Excerpt from a dataset:
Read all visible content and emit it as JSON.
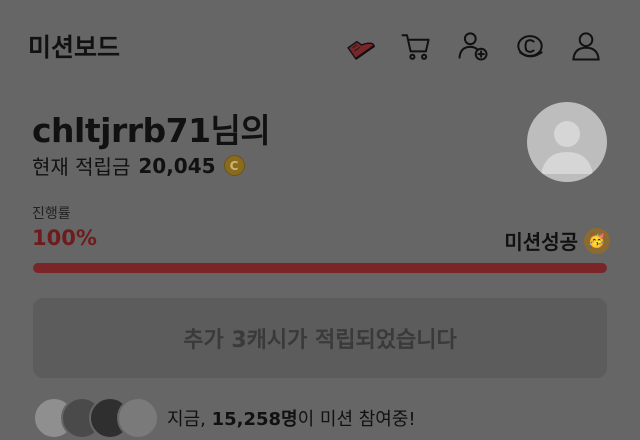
{
  "header": {
    "title": "미션보드",
    "icons": [
      "shoe-icon",
      "cart-icon",
      "add-user-icon",
      "coin-icon",
      "profile-icon"
    ]
  },
  "user": {
    "name": "chltjrrb71님의",
    "points_label": "현재 적립금",
    "points_value": "20,045",
    "coin_symbol": "C"
  },
  "progress": {
    "label": "진행률",
    "percent_text": "100%",
    "percent_value": 100,
    "success_text": "미션성공"
  },
  "message": "추가 3캐시가 적립되었습니다",
  "participants": {
    "prefix": "지금,",
    "count": "15,258명",
    "suffix": "이 미션 참여중!"
  },
  "colors": {
    "accent": "#7a2528",
    "percent_text": "#6e1b1e",
    "shoe": "#7a2528",
    "overlay": "#666666"
  }
}
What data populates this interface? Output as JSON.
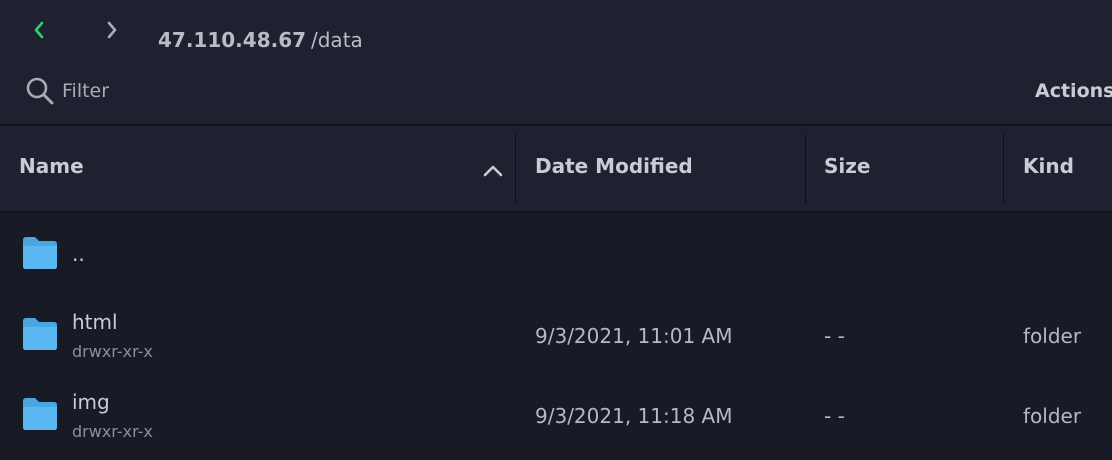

*PROBLEM STATEMENT*.
Quote the data above in full, leaving out the pictures it holds.

*COMPLETE RESPONSE*.
Read all visible content and emit it as JSON.
{
  "header": {
    "title": "미션보드",
    "icons": [
      "shoe-icon",
      "cart-icon",
      "add-user-icon",
      "coin-icon",
      "profile-icon"
    ]
  },
  "user": {
    "name": "chltjrrb71님의",
    "points_label": "현재 적립금",
    "points_value": "20,045",
    "coin_symbol": "C"
  },
  "progress": {
    "label": "진행률",
    "percent_text": "100%",
    "percent_value": 100,
    "success_text": "미션성공"
  },
  "message": "추가 3캐시가 적립되었습니다",
  "participants": {
    "prefix": "지금,",
    "count": "15,258명",
    "suffix": "이 미션 참여중!"
  },
  "colors": {
    "accent": "#7a2528",
    "percent_text": "#6e1b1e",
    "shoe": "#7a2528",
    "overlay": "#666666"
  }
}
What data populates this interface? Output as JSON.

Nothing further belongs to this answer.